Goal: Show every line in the records below that contains the word "채용정보의".

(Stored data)

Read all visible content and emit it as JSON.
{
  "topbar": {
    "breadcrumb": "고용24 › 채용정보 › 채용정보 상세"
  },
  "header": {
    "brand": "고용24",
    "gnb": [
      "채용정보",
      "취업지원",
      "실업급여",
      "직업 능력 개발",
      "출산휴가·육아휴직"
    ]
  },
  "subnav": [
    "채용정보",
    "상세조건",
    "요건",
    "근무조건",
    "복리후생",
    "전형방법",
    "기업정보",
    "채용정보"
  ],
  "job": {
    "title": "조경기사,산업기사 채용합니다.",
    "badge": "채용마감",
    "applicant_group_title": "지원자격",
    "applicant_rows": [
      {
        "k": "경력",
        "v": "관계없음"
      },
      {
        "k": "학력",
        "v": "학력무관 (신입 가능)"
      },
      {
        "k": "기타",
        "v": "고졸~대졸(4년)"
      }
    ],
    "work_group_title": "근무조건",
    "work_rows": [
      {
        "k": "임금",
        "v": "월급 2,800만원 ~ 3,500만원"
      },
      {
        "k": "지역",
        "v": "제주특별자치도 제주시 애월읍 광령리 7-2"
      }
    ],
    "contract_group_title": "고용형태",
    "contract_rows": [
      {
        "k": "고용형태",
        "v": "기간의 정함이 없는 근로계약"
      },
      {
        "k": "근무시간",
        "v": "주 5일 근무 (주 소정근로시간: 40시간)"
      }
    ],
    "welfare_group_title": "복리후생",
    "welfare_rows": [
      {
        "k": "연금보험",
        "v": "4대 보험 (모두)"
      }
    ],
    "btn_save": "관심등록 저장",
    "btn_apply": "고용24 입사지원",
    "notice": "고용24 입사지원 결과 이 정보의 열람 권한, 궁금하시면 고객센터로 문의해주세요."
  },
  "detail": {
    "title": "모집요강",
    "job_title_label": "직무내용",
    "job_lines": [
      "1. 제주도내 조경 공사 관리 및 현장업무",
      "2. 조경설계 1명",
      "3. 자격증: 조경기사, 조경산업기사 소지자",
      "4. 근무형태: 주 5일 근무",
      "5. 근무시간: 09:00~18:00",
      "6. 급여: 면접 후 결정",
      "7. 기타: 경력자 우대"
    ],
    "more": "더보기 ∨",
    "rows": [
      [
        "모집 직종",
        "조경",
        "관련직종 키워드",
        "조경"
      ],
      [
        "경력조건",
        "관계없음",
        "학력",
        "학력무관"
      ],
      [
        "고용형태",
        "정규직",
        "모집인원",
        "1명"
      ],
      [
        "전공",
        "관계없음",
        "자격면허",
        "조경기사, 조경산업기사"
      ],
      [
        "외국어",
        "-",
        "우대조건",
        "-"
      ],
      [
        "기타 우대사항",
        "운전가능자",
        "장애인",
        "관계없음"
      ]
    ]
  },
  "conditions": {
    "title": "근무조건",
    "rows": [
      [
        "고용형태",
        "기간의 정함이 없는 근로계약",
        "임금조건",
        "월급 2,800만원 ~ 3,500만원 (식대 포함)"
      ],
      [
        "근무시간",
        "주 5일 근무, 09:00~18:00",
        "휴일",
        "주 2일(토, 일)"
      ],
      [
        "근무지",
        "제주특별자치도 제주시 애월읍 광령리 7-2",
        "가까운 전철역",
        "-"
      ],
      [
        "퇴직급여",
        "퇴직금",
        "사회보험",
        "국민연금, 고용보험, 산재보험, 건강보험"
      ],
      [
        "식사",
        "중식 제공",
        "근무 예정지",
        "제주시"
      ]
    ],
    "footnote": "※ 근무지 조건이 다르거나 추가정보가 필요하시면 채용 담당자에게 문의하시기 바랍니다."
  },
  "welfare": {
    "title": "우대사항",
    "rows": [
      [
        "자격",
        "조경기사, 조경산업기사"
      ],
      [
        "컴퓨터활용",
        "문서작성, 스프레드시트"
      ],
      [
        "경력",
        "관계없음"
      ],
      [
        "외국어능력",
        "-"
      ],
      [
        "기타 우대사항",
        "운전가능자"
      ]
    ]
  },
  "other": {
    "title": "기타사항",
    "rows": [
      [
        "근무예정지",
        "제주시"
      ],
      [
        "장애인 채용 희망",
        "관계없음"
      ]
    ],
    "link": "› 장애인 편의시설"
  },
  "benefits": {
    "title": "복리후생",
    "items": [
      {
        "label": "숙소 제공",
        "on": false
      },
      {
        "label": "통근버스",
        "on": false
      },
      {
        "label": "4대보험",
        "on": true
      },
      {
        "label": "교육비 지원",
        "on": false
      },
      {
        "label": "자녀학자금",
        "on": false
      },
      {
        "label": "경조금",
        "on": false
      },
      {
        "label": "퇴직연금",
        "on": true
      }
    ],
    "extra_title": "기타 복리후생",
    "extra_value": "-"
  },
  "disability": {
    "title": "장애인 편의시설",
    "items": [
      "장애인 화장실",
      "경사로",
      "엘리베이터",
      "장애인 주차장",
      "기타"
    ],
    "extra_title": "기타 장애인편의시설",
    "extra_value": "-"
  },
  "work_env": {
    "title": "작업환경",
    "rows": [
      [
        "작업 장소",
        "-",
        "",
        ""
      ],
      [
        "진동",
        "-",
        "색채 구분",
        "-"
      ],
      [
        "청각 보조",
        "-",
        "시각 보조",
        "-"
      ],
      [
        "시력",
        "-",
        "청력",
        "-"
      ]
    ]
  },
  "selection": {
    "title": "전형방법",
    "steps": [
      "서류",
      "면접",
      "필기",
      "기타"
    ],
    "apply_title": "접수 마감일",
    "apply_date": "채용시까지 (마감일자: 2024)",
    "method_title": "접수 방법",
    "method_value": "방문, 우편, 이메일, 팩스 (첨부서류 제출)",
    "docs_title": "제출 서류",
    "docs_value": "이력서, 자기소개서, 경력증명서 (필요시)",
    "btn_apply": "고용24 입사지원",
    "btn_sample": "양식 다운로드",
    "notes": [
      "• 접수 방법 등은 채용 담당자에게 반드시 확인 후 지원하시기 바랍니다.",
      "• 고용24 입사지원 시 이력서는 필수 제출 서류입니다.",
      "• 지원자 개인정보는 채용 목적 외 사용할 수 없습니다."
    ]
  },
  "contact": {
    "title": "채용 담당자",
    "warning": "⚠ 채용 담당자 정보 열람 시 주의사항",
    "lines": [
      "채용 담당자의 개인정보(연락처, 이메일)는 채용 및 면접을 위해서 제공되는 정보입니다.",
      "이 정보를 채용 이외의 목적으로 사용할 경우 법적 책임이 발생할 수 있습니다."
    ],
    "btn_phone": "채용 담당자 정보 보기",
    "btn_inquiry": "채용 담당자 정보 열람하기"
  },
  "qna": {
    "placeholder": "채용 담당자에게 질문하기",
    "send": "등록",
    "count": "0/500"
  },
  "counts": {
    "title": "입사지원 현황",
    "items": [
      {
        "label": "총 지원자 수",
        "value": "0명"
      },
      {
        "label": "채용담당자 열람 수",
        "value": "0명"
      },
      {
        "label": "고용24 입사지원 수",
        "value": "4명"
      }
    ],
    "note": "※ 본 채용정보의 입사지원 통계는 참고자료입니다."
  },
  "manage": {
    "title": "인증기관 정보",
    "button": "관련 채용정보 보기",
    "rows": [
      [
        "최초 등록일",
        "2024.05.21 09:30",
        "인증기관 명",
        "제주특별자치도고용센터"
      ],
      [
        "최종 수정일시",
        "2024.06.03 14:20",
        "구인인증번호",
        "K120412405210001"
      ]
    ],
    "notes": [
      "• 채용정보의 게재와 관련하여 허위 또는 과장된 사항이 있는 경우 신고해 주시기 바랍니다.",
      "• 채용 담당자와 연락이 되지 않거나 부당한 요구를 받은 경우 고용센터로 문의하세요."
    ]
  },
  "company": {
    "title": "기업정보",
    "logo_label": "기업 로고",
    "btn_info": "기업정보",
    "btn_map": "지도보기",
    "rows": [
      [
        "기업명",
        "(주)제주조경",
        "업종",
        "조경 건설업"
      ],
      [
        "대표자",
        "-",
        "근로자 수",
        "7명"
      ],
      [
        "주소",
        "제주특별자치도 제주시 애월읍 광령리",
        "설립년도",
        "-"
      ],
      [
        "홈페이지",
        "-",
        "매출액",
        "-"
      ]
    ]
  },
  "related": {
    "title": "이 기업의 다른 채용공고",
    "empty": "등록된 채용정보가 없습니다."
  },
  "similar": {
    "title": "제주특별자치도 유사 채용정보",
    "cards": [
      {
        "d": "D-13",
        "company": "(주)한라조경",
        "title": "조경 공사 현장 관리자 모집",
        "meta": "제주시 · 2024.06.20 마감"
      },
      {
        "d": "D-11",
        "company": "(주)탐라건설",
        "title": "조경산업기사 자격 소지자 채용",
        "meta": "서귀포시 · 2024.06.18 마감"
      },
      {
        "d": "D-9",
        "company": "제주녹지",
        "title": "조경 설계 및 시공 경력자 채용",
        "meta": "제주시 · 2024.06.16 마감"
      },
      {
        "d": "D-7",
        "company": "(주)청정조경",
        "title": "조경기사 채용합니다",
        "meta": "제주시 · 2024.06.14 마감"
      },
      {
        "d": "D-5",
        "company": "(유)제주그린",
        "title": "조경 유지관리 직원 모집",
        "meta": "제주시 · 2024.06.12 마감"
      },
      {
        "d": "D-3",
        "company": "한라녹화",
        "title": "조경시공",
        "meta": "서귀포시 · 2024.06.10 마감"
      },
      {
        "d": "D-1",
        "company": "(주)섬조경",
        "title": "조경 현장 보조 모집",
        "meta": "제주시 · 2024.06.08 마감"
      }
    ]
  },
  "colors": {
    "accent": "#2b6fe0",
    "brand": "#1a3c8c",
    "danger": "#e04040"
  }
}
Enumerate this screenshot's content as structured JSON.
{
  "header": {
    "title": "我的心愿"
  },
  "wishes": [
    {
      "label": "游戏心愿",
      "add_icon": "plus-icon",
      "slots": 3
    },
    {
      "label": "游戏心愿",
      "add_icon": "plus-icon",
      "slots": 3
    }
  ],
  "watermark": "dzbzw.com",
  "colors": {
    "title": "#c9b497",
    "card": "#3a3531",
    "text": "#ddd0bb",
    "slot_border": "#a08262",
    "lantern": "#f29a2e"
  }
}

Answer in full:
    "note": "※ 본 채용정보의 입사지원 통계는 참고자료입니다."
      "• 채용정보의 게재와 관련하여 허위 또는 과장된 사항이 있는 경우 신고해 주시기 바랍니다.",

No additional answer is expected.